## YOUR TASKS
**1.** In the passage on living walls, over what period was the project funded?
**2.** Write a continuation of the passage on living walls, starting after its final sentence.

## PASSAGE TO READ

○ ○ ○ ○ ○ ○ ○

The trend towards suburbanisation has been increasing in Germany for some years now; people from large cities with populations of over 100,000 are increasingly moving out of the compact city to suburbs.1) Families in particular are moving out of cities when they cannot find adequate and affordable housing in city centres. Living conditions in city centres are also becoming increasingly unpleasant due to climate change: temperatures are rising and storms with heavy rainfall often push sewage systems to their limits. This problem must therefore be taken into account when building new homes. "Until now, there has been a lack of technical solutions for social and high-quality redensification," explains Christoph Riethmüller from the German Institutes of Textile and Fibre Research (DITF) in Denkendorf. "Living space must be affordable, but also liveable. We see our living walls as a key enabler for successful redensification."
Living walls prevent heat island effect
In a project called "Rain-retaining living walls as an enabler of redensification through active management of surface water and quantifiable green value as a compensation area (IGF 21118 N)", Riethmüller and his team from the Smart Living Textiles Technology Centre, together with the Centre for Management Research at the DITF, have laid the foundations for largely autonomous wall greening systems. The project was funded by the German Federal Ministry for Economic Affairs and Energy [editor's note: now known as the Federal Ministry for Economic Affairs and Climate Protection] in the period from 1 June 2020 to 31 May 2022 as part of the Industrial Collective Research (iGF) programme, which builds a bridge between basic research and commercial application.
We have constructed a demo living wall as a basis for subsequent product developments," explains the engineer. "Cities need to become greener. In addition to improving the quality of life, we primarily want to create areas that reduce the formation of heat islands." So-called urban heat islands (UHI) occur in summer temperatures in areas with high soil sealing and many concrete buildings. Instead of reflecting the sunlight, the materials absorb energy, store heat and make the buildings hotter. "Facades have a huge potential to be used as living walls; plant growth improves the walls’ reflective properties and also has a cooling effect as a result of the photosynthetic activities of plants and their release of water."
Retention-capable textile structures as a basis
In contrast to other greening systems, the living walls developed at the DITF are intended to be connected to house roofs or adjacent cisterns and supplied primarily with rainwater. This is a prerequisite for another important feature: rainwater retention. Because, during heavy rain, the often-outdated sewage system in cities is quickly overwhelmed. "In new development areas, rainwater retention basins or percolation tanks can be used to control the amount of precipitation that enters the sewer system. This is not always possible in existing buildings. We have therefore focussed on retention-capable (i.e. rain-retaining) living walls."

○ ○ ○ ○ ○ ○ ○

[Raw records]
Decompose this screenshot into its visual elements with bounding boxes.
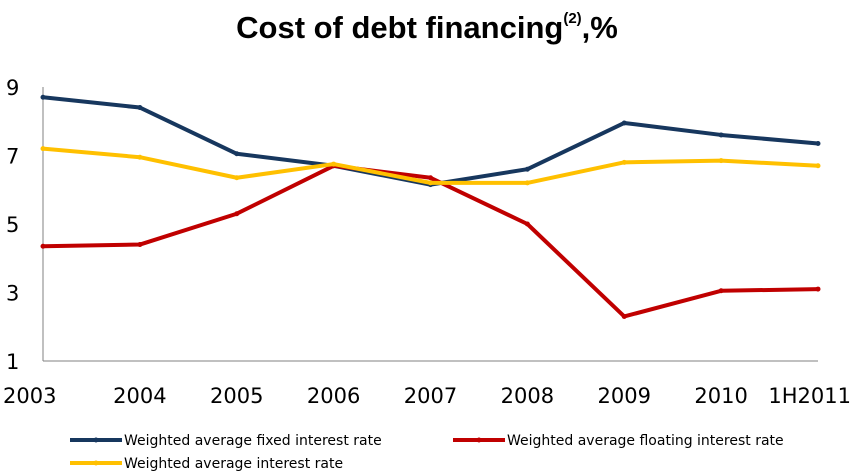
x-tick-label: 2010 (694, 384, 747, 408)
data-point (137, 105, 143, 111)
data-point (718, 288, 724, 294)
x-tick-label: 2009 (598, 384, 651, 408)
data-point (815, 286, 821, 292)
legend-marker (476, 437, 482, 443)
legend-label: Weighted average fixed interest rate (124, 433, 382, 449)
chart-title-suffix: ,% (581, 10, 618, 45)
x-tick-label: 2007 (404, 384, 457, 408)
y-tick-label: 9 (6, 76, 19, 100)
chart-title: Cost of debt financing(2),% (0, 10, 854, 46)
series-line-0 (41, 95, 820, 187)
y-tick-label: 7 (6, 145, 19, 169)
data-point (621, 159, 627, 165)
x-tick-label: 2003 (3, 384, 56, 408)
data-point (524, 221, 530, 227)
data-point (331, 161, 337, 167)
data-point (524, 166, 530, 172)
legend-label: Weighted average floating interest rate (507, 433, 784, 449)
data-point (718, 158, 724, 164)
data-point (137, 154, 143, 160)
data-point (428, 180, 433, 186)
legend-marker (93, 460, 99, 466)
data-point (815, 163, 821, 169)
data-point (428, 175, 433, 181)
data-point (40, 94, 46, 100)
x-tick-label: 2006 (307, 384, 360, 408)
data-point (621, 120, 627, 126)
x-tick-label: 1H2011 (768, 384, 851, 408)
y-tick-label: 5 (6, 213, 19, 237)
chart-title-superscript: (2) (563, 9, 582, 27)
y-tick-label: 3 (6, 282, 19, 306)
legend-marker (93, 437, 99, 443)
data-point (234, 211, 240, 217)
data-point (234, 175, 240, 181)
chart-title-text: Cost of debt financing (236, 10, 564, 45)
data-point (40, 243, 46, 249)
legend-label: Weighted average interest rate (124, 456, 343, 472)
data-point (815, 141, 821, 147)
data-point (621, 313, 627, 319)
data-point (524, 180, 530, 186)
series-line-1 (41, 163, 820, 319)
x-tick-label: 2005 (210, 384, 263, 408)
data-point (40, 146, 46, 152)
data-point (137, 242, 143, 248)
y-tick-label: 1 (6, 350, 19, 374)
data-point (718, 132, 724, 138)
data-point (234, 151, 240, 157)
x-tick-label: 2004 (113, 384, 166, 408)
x-tick-label: 2008 (501, 384, 554, 408)
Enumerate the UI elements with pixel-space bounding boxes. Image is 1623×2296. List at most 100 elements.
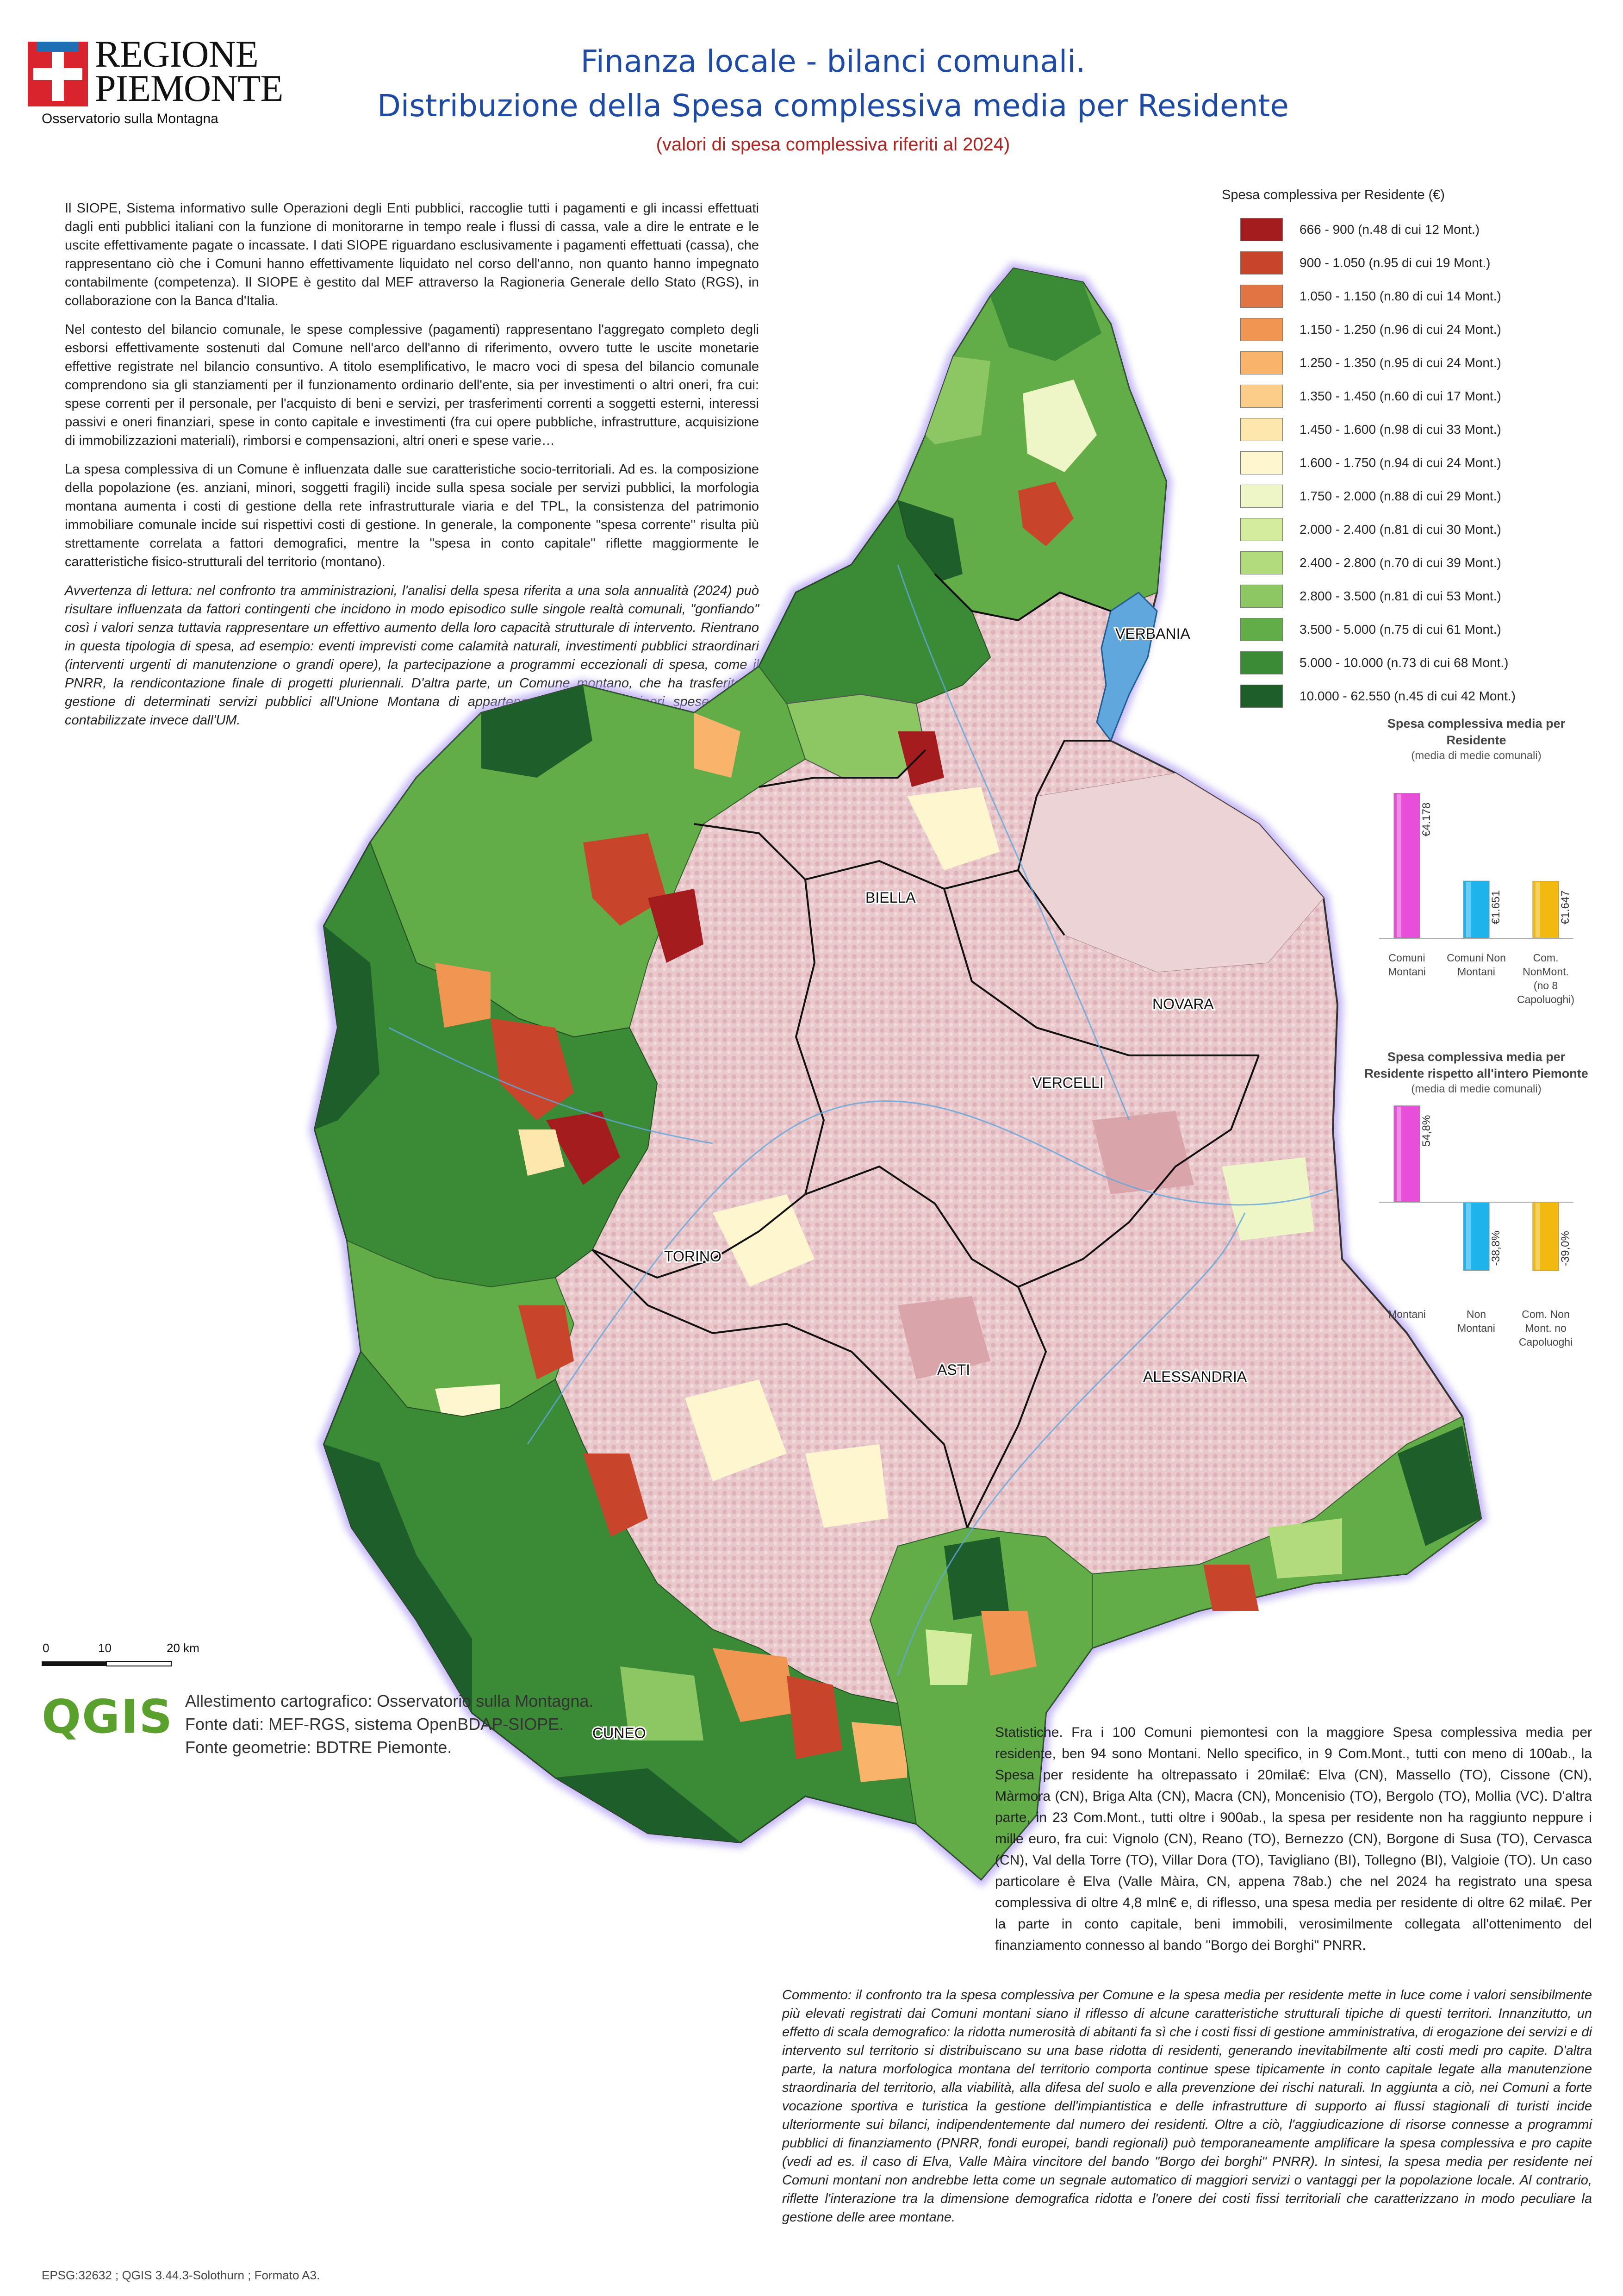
legend-swatch [1240,285,1283,308]
legend-item: 1.250 - 1.350 (n.95 di cui 24 Mont.) [1222,346,1592,380]
legend-label: 10.000 - 62.550 (n.45 di cui 42 Mont.) [1300,689,1516,703]
piemonte-flag-icon [28,42,88,106]
bar [1463,880,1490,939]
bar-value-label: €1.651 [1490,890,1502,924]
bar-category-label: Montani [1388,1308,1426,1320]
legend-label: 666 - 900 (n.48 di cui 12 Mont.) [1300,222,1480,237]
legend-label: 1.750 - 2.000 (n.88 di cui 29 Mont.) [1300,489,1501,503]
legend-swatch [1240,551,1283,574]
legend-swatch [1240,218,1283,241]
logo-name: REGIONE PIEMONTE [95,33,284,109]
legend-label: 2.400 - 2.800 (n.70 di cui 39 Mont.) [1300,555,1501,570]
label-alessandria: ALESSANDRIA [1143,1368,1247,1385]
legend-swatch [1240,518,1283,541]
scale-tick-0: 0 [43,1641,49,1655]
legend-item: 1.600 - 1.750 (n.94 di cui 24 Mont.) [1222,446,1592,480]
border-cuneo-north [591,1249,968,1528]
bar-value-label: -38,8% [1490,1230,1502,1266]
legend-label: 1.450 - 1.600 (n.98 di cui 33 Mont.) [1300,422,1501,437]
zone-cuneo-deep [324,1444,472,1713]
lago-maggiore [1096,592,1158,742]
credits-line-2: Fonte dati: MEF-RGS, sistema OpenBDAP-SI… [185,1715,564,1734]
regione-piemonte-logo: REGIONE PIEMONTE Osservatorio sulla Mont… [28,35,284,130]
zone-cuneo-light [620,1666,703,1741]
zone-susa-yellow [518,1129,565,1176]
zone-ossola-west [926,356,990,444]
legend-rows: 666 - 900 (n.48 di cui 12 Mont.) 900 - 1.… [1222,213,1592,713]
zone-canavese-orange [694,713,740,778]
bar-value-label: €4.178 [1420,803,1433,836]
zone-cuneo-deep2 [555,1768,740,1842]
border-vercelli-south [943,888,1259,1056]
scale-tick-10: 10 [98,1641,112,1655]
qgis-logo: QGIS [42,1690,174,1744]
logo-line-2: PIEMONTE [95,67,284,109]
zone-plain-pale-4 [805,1444,889,1528]
legend-item: 1.450 - 1.600 (n.98 di cui 33 Mont.) [1222,413,1592,446]
legend-label: 2.800 - 3.500 (n.81 di cui 53 Mont.) [1300,589,1501,603]
bar-category-label: Comuni Montani [1388,952,1426,978]
logo-line-1: REGIONE [95,33,259,75]
border-alessandria [1018,1055,1260,1288]
zone-ossola-red [1018,481,1074,546]
label-vercelli: VERCELLI [1032,1074,1104,1091]
zone-appennino-light [1268,1518,1342,1578]
chart-spesa-media: Spesa complessiva media per Residente (m… [1361,715,1592,1033]
zone-pellice-red [518,1305,574,1379]
zone-appennino-dark [1398,1426,1481,1546]
intro-paragraph-1: Il SIOPE, Sistema informativo sulle Oper… [65,201,759,308]
province-borders [591,573,1260,1528]
zone-susa-red [491,1018,574,1120]
stats-text: Statistiche. Fra i 100 Comuni piemontesi… [995,1725,1592,1953]
zone-langhe-dark [944,1537,1009,1620]
zone-plain-pale-3 [685,1379,787,1481]
zone-plain-pale-1 [907,787,1000,870]
credits-line-1: Allestimento cartografico: Osservatorio … [185,1691,594,1710]
legend-label: 1.050 - 1.150 (n.80 di cui 14 Mont.) [1300,289,1501,303]
legend-item: 666 - 900 (n.48 di cui 12 Mont.) [1222,213,1592,246]
legend-swatch [1240,585,1283,608]
legend-label: 900 - 1.050 (n.95 di cui 19 Mont.) [1300,256,1491,270]
page-subtitle: (valori di spesa complessiva riferiti al… [656,134,1010,155]
zone-canavese-dark [481,685,592,778]
river-sesia [897,564,1130,1121]
legend-swatch [1240,685,1283,708]
zone-plain-darkpink [898,1296,990,1379]
bar-value-label: -39,0% [1559,1231,1572,1266]
zone-susa-orange [435,963,491,1028]
zone-plain-light-green [1222,1157,1314,1241]
zone-cuneo-orange [713,1648,796,1722]
zone-cuneo-red2 [787,1676,842,1759]
bar-category-label: Com. Non Mont. no Capoluoghi [1519,1308,1573,1348]
legend-label: 5.000 - 10.000 (n.73 di cui 68 Mont.) [1300,655,1509,670]
zone-plain-pale-2 [713,1194,815,1287]
legend-item: 2.800 - 3.500 (n.81 di cui 53 Mont.) [1222,580,1592,613]
intro-paragraph-3: La spesa complessiva di un Comune è infl… [65,462,759,569]
intro-paragraph-2: Nel contesto del bilancio comunale, le s… [65,322,759,448]
label-biella: BIELLA [865,889,916,906]
legend-title: Spesa complessiva per Residente (€) [1222,187,1445,202]
chart1-subtitle: (media di medie comunali) [1411,749,1542,762]
chart-spesa-relativa: Spesa complessiva media per Residente ri… [1361,1048,1592,1413]
zone-ossola-dark [898,500,963,583]
zone-cuneo-alps [323,1351,917,1843]
legend-swatch [1240,485,1283,508]
river-dora [388,1027,713,1144]
scale-tick-20: 20 km [167,1641,199,1655]
bar [1532,1202,1559,1271]
legend-item: 5.000 - 10.000 (n.73 di cui 68 Mont.) [1222,646,1592,680]
zone-canavese-red2 [648,889,703,963]
border-biella [759,749,927,788]
legend-item: 1.150 - 1.250 (n.96 di cui 24 Mont.) [1222,313,1592,346]
title-line-2: Distribuzione della Spesa complessiva me… [377,88,1289,124]
intro-paragraph-4: Avvertenza di lettura: nel confronto tra… [65,583,759,728]
bar-value-label: €1.647 [1559,890,1572,924]
zone-langhe-orange [981,1611,1037,1676]
scale-bar: 0 10 20 km [42,1641,199,1666]
intro-text: Il SIOPE, Sistema informativo sulle Oper… [65,199,759,740]
chart2-subtitle: (media di medie comunali) [1411,1083,1542,1095]
zone-canavese-red [583,833,666,926]
legend-swatch [1240,251,1283,275]
label-novara: NOVARA [1152,996,1214,1012]
border-torino-east [592,823,825,1279]
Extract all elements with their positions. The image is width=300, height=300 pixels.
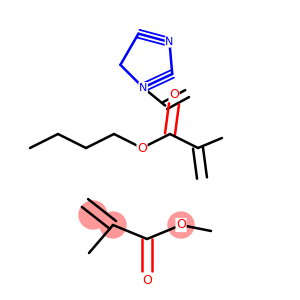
Text: O: O xyxy=(176,218,186,232)
Circle shape xyxy=(168,212,194,238)
Text: N: N xyxy=(139,82,147,93)
Text: O: O xyxy=(137,142,147,154)
Text: O: O xyxy=(169,88,179,100)
Text: O: O xyxy=(142,274,152,287)
Circle shape xyxy=(100,212,126,238)
Text: N: N xyxy=(165,37,174,47)
Circle shape xyxy=(79,201,107,229)
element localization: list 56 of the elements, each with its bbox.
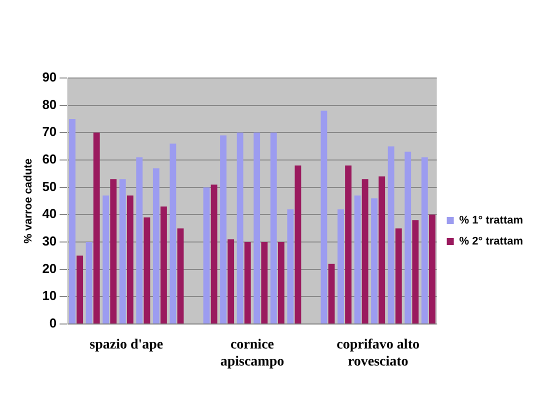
y-tick-label: 60	[42, 152, 57, 167]
bar	[270, 132, 277, 324]
bar	[203, 187, 210, 324]
legend-label: % 1° trattam	[459, 214, 524, 227]
legend-label: % 2° trattam	[459, 236, 524, 248]
bar	[412, 220, 419, 324]
bar	[428, 214, 436, 324]
bar	[220, 135, 226, 324]
bar	[76, 256, 84, 324]
bar	[236, 132, 244, 324]
text: cornice apiscampo	[220, 338, 284, 370]
y-tick-label: 30	[42, 234, 57, 249]
y-axis-title: % varroe cadute	[22, 158, 35, 244]
bar	[388, 146, 394, 324]
bar	[93, 132, 100, 324]
y-tick-label: 10	[42, 288, 57, 304]
bar	[136, 157, 143, 324]
bar	[170, 144, 176, 324]
bar	[421, 157, 428, 324]
bar	[362, 179, 368, 324]
bar	[126, 196, 134, 324]
bar	[404, 152, 412, 324]
bar	[119, 179, 126, 324]
bar	[287, 209, 294, 324]
bar	[320, 110, 328, 324]
bar	[177, 228, 184, 324]
y-tick-label: 90	[42, 70, 57, 85]
bar	[210, 184, 218, 324]
bar	[160, 206, 167, 324]
bar	[378, 176, 386, 324]
bar	[345, 165, 352, 324]
bar	[328, 264, 335, 324]
bar	[144, 217, 150, 324]
bar	[228, 239, 234, 324]
bar	[110, 179, 117, 324]
bar	[395, 228, 402, 324]
y-tick-label: 40	[42, 206, 57, 222]
y-tick-label: 0	[49, 316, 57, 331]
bar	[294, 165, 302, 324]
bar	[69, 119, 76, 324]
y-tick-label: 70	[42, 124, 57, 140]
bar	[254, 132, 260, 324]
bar	[371, 198, 378, 324]
y-tick-label: 20	[42, 260, 57, 276]
bar	[86, 242, 92, 324]
text: spazio d'ape	[90, 338, 164, 353]
bar	[354, 196, 361, 324]
bar	[244, 242, 251, 324]
y-tick-label: 50	[42, 178, 57, 194]
bar	[102, 196, 110, 324]
text: coprifavo alto rovesciato	[336, 338, 420, 370]
bar	[338, 209, 344, 324]
bar	[152, 168, 160, 324]
bar	[278, 242, 284, 324]
bar	[261, 242, 268, 324]
y-tick-label: 80	[42, 96, 57, 112]
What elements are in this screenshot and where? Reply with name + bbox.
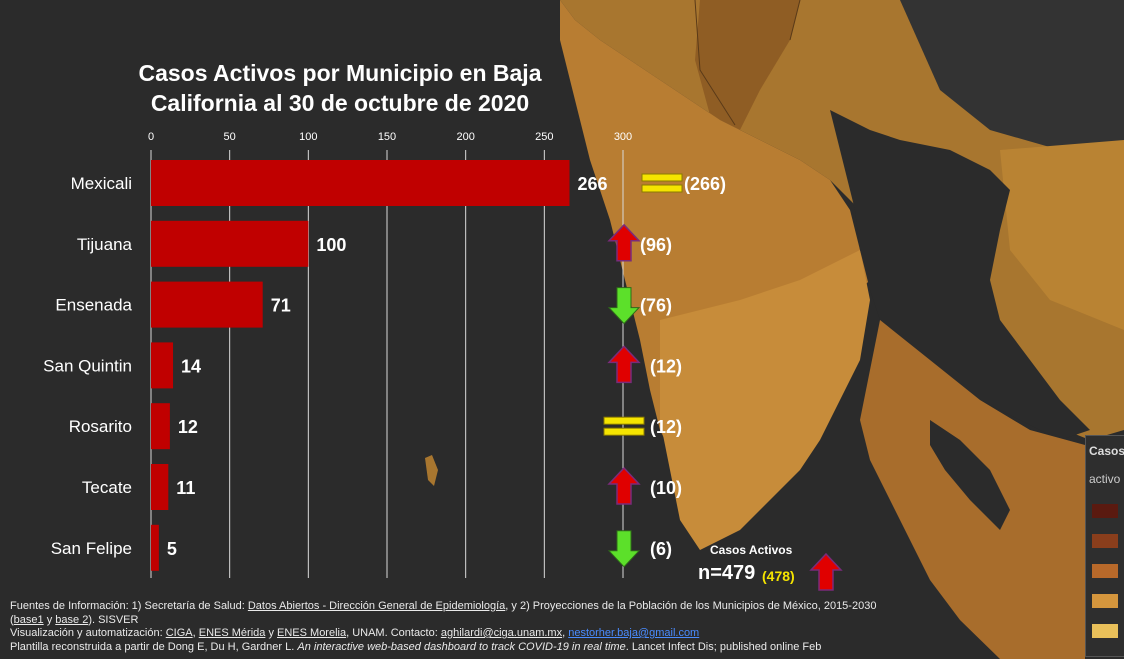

○ ○ ○ ○ ○ ○ ○

## ANSWERS
**1.** From 1 June 2020 to 31 May 2022.

**2.**
This function is achieved with the help of textile storage structures. The plants grow on rock wool, a substrate made of mineral fibres, as is usual in hydroponics (cultivation without soil). The material is light, absorbs water like a sponge and enables ideal root formation and good air exchange thanks to its pore size. The living walls contain several blocks of rock wool measuring 10 x 10 x 6.5 cm placed on top of and next to each other, into which sensory yarns have also been inserted to measure the water content. Controlled by textile-separating structures, the blocks are filled with water from the top up to a predetermined percentage. Only when the upper block has reached the threshold value is the block below it filled. This allows the water to be distributed evenly over the living wall without it drying out at the top and overflowing at the bottom. With identical ratios, the water in each block is therefore consumed equally.
Hydraulic separating structures regulate water absorption
Based on this preliminary work, innovative hydraulic separating structures were developed as part of the project. These can be activated by filling them with water, whereupon the rock wool blocks empty down to a water content of five percent. If this is done in good time before a heavy rainfall event, virtually the entire absorption capacity of the living walls can be used to store precipitation so that it either does not enter the sewage system at all or only with a time delay. Riethmüller explains: "With a lead time of around 45 minutes, we can remove most of the water from the wall and make it available for storage. This is the decisive difference to conventional substrates. The hydraulic textiles can be linked to the building control system and are activated based on the weather forecast obtained from the internet."
Compared to lawns or flat roofs, for example, the rain-retaining living walls have a higher capacity. Heavy rain usually means rainfall of between 15 and 25 litres per m2 in an hour or 20 and 35 litres per m2 in six hours. Standard lawns can absorb around 50 percent of this. The capacity of flat roofs greatly depends on whether and how they are greened and therefore varies between 10 and 100 litres per m2. The innovative living wall system with a substrate thickness of 6.5 cm can absorb up to 60 litres of precipitation per m2.
The researchers used common regional plants to green the living walls. Perennials are particularly suitable as they do not become woody. Another aspect of the project was to investigate the cooling capacity, i.e. the transpiration rate of different types of plants. Some release more than 80 percent of the water they absorb back into the environment. Furthermore, additional textile water sprayers were inserted into the walls in one area, which distribute moisture and contribute to cooling neighbouring areas through evaporative cooling., A "green value" proposal was also drawn up to assess the effect of the facade greening in order to compare the living walls with other green spaces in the city.
In principle, rain-retaining living walls can be installed anywhere and, above all, retrofitted. In addition to the cooling effect and water retention, they also improve air quality and provide a habitat for insects - all with relatively little maintenance. The first follow-up projects for specific product developments have already been launched together with companies so that the rain-retaining living walls can help counteract the effects of climate change in city centres as quickly as possible.
Publication:
1) Federal Institute for Population Research: "Wanderungsverluste der Städte erreichen das hohe Niveau der 1990er Jahre". Press release 2022. https://www.bib.bund.de/DE/Presse/Mitteilungen/2022/2022-12-05-Wanderungsverluste-der-Staedte-erreichen-das-hohe-Niveau-der-1990er-Jahre.html (accessed on 26th October 23).